→ WRITTEN TASK
Without the pictures, give the entries below again exactly as written.

** Begin STORED DATA **

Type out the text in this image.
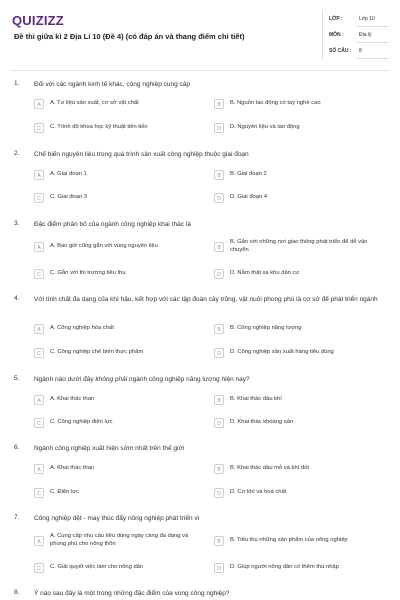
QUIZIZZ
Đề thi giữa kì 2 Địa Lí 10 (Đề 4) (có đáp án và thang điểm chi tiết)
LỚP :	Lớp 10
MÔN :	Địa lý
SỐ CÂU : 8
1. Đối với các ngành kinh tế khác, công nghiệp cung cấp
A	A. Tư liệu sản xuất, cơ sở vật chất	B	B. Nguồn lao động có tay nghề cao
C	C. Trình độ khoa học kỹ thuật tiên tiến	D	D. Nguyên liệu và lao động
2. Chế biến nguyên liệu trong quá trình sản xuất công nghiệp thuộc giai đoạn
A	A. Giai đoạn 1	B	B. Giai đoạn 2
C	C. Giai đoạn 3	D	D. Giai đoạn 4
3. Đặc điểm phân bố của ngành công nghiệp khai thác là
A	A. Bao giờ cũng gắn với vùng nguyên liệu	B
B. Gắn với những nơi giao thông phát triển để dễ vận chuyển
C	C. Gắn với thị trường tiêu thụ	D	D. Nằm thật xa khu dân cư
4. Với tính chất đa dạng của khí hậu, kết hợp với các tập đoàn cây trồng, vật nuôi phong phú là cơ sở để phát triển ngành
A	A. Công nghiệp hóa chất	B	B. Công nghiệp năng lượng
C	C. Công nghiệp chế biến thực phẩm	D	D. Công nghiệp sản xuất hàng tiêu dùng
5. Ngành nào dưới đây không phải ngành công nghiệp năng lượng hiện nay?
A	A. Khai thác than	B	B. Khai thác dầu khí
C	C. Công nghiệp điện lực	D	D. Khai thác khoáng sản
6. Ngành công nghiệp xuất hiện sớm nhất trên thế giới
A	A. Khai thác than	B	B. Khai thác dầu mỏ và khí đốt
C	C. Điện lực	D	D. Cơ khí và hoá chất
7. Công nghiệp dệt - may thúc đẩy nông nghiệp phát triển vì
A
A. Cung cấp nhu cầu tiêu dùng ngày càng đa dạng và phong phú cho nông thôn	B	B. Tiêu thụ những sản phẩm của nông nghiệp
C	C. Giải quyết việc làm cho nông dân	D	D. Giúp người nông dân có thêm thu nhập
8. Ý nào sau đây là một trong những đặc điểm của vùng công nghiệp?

** End STORED DATA **

→ COMPLETED TASK
Type out the text in this image.
QUIZIZZ
Đề thi giữa kì 2 Địa Lí 10 (Đề 4) (có đáp án và thang điểm chi tiết)
LỚP :	Lớp 10
MÔN :	Địa lý
SỐ CÂU : 8
1. Đối với các ngành kinh tế khác, công nghiệp cung cấp
A	A. Tư liệu sản xuất, cơ sở vật chất	B	B. Nguồn lao động có tay nghề cao
C	C. Trình độ khoa học kỹ thuật tiên tiến	D	D. Nguyên liệu và lao động
2. Chế biến nguyên liệu trong quá trình sản xuất công nghiệp thuộc giai đoạn
A	A. Giai đoạn 1	B	B. Giai đoạn 2
C	C. Giai đoạn 3	D	D. Giai đoạn 4
3. Đặc điểm phân bố của ngành công nghiệp khai thác là
A	A. Bao giờ cũng gắn với vùng nguyên liệu	B
B. Gắn với những nơi giao thông phát triển để dễ vận chuyển
C	C. Gắn với thị trường tiêu thụ	D	D. Nằm thật xa khu dân cư
4. Với tính chất đa dạng của khí hậu, kết hợp với các tập đoàn cây trồng, vật nuôi phong phú là cơ sở để phát triển ngành
A	A. Công nghiệp hóa chất	B	B. Công nghiệp năng lượng
C	C. Công nghiệp chế biến thực phẩm	D	D. Công nghiệp sản xuất hàng tiêu dùng
5. Ngành nào dưới đây không phải ngành công nghiệp năng lượng hiện nay?
A	A. Khai thác than	B	B. Khai thác dầu khí
C	C. Công nghiệp điện lực	D	D. Khai thác khoáng sản
6. Ngành công nghiệp xuất hiện sớm nhất trên thế giới
A	A. Khai thác than	B	B. Khai thác dầu mỏ và khí đốt
C	C. Điện lực	D	D. Cơ khí và hoá chất
7. Công nghiệp dệt - may thúc đẩy nông nghiệp phát triển vì
A
A. Cung cấp nhu cầu tiêu dùng ngày càng đa dạng và phong phú cho nông thôn	B	B. Tiêu thụ những sản phẩm của nông nghiệp
C	C. Giải quyết việc làm cho nông dân	D	D. Giúp người nông dân có thêm thu nhập
8. Ý nào sau đây là một trong những đặc điểm của vùng công nghiệp?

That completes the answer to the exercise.